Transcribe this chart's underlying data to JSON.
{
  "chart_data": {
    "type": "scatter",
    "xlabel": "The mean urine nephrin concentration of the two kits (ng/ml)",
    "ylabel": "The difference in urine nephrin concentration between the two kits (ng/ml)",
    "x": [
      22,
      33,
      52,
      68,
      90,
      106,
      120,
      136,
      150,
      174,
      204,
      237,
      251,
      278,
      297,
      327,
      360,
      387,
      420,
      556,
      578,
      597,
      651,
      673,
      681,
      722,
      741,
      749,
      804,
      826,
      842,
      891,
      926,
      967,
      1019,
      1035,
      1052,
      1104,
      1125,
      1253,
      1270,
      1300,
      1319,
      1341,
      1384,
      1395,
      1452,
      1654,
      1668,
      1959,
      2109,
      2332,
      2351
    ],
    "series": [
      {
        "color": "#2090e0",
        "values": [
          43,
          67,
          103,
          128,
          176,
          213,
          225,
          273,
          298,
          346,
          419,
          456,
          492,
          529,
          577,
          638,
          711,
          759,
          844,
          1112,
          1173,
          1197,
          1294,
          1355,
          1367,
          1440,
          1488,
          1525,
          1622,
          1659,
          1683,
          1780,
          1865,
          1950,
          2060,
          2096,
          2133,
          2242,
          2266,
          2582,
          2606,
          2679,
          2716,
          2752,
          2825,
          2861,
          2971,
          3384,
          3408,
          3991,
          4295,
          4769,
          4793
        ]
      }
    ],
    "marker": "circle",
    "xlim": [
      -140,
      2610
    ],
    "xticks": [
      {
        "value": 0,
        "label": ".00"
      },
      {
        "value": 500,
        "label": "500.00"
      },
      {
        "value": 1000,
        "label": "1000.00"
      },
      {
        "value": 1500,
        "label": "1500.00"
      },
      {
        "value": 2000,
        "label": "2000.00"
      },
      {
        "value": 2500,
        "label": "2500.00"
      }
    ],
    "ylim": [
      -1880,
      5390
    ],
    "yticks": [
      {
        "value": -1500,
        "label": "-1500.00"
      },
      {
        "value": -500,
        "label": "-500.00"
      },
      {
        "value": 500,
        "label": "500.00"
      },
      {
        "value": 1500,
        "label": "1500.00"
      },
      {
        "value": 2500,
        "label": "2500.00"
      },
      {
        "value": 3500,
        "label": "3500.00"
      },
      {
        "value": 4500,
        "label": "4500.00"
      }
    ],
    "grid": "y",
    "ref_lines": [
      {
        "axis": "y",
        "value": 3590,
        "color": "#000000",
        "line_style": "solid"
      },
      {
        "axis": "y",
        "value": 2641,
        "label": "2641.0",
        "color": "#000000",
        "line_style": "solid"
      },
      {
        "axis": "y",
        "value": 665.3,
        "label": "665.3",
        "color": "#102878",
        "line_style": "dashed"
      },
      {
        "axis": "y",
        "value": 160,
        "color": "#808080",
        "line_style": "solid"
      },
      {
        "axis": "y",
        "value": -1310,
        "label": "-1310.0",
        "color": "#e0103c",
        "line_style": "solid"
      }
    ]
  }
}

------

*Given request:* Return the whole listing exactly.

*Exercise answer:*
Transcribe this chart's underlying data to JSON.
{
  "chart_data": {
    "type": "scatter",
    "xlabel": "The mean urine nephrin concentration of the two kits (ng/ml)",
    "ylabel": "The difference in urine nephrin concentration between the two kits (ng/ml)",
    "x": [
      22,
      33,
      52,
      68,
      90,
      106,
      120,
      136,
      150,
      174,
      204,
      237,
      251,
      278,
      297,
      327,
      360,
      387,
      420,
      556,
      578,
      597,
      651,
      673,
      681,
      722,
      741,
      749,
      804,
      826,
      842,
      891,
      926,
      967,
      1019,
      1035,
      1052,
      1104,
      1125,
      1253,
      1270,
      1300,
      1319,
      1341,
      1384,
      1395,
      1452,
      1654,
      1668,
      1959,
      2109,
      2332,
      2351
    ],
    "series": [
      {
        "color": "#2090e0",
        "values": [
          43,
          67,
          103,
          128,
          176,
          213,
          225,
          273,
          298,
          346,
          419,
          456,
          492,
          529,
          577,
          638,
          711,
          759,
          844,
          1112,
          1173,
          1197,
          1294,
          1355,
          1367,
          1440,
          1488,
          1525,
          1622,
          1659,
          1683,
          1780,
          1865,
          1950,
          2060,
          2096,
          2133,
          2242,
          2266,
          2582,
          2606,
          2679,
          2716,
          2752,
          2825,
          2861,
          2971,
          3384,
          3408,
          3991,
          4295,
          4769,
          4793
        ]
      }
    ],
    "marker": "circle",
    "xlim": [
      -140,
      2610
    ],
    "xticks": [
      {
        "value": 0,
        "label": ".00"
      },
      {
        "value": 500,
        "label": "500.00"
      },
      {
        "value": 1000,
        "label": "1000.00"
      },
      {
        "value": 1500,
        "label": "1500.00"
      },
      {
        "value": 2000,
        "label": "2000.00"
      },
      {
        "value": 2500,
        "label": "2500.00"
      }
    ],
    "ylim": [
      -1880,
      5390
    ],
    "yticks": [
      {
        "value": -1500,
        "label": "-1500.00"
      },
      {
        "value": -500,
        "label": "-500.00"
      },
      {
        "value": 500,
        "label": "500.00"
      },
      {
        "value": 1500,
        "label": "1500.00"
      },
      {
        "value": 2500,
        "label": "2500.00"
      },
      {
        "value": 3500,
        "label": "3500.00"
      },
      {
        "value": 4500,
        "label": "4500.00"
      }
    ],
    "grid": "y",
    "ref_lines": [
      {
        "axis": "y",
        "value": 3590,
        "color": "#000000",
        "line_style": "solid"
      },
      {
        "axis": "y",
        "value": 2641,
        "label": "2641.0",
        "color": "#000000",
        "line_style": "solid"
      },
      {
        "axis": "y",
        "value": 665.3,
        "label": "665.3",
        "color": "#102878",
        "line_style": "dashed"
      },
      {
        "axis": "y",
        "value": 160,
        "color": "#808080",
        "line_style": "solid"
      },
      {
        "axis": "y",
        "value": -1310,
        "label": "-1310.0",
        "color": "#e0103c",
        "line_style": "solid"
      }
    ]
  }
}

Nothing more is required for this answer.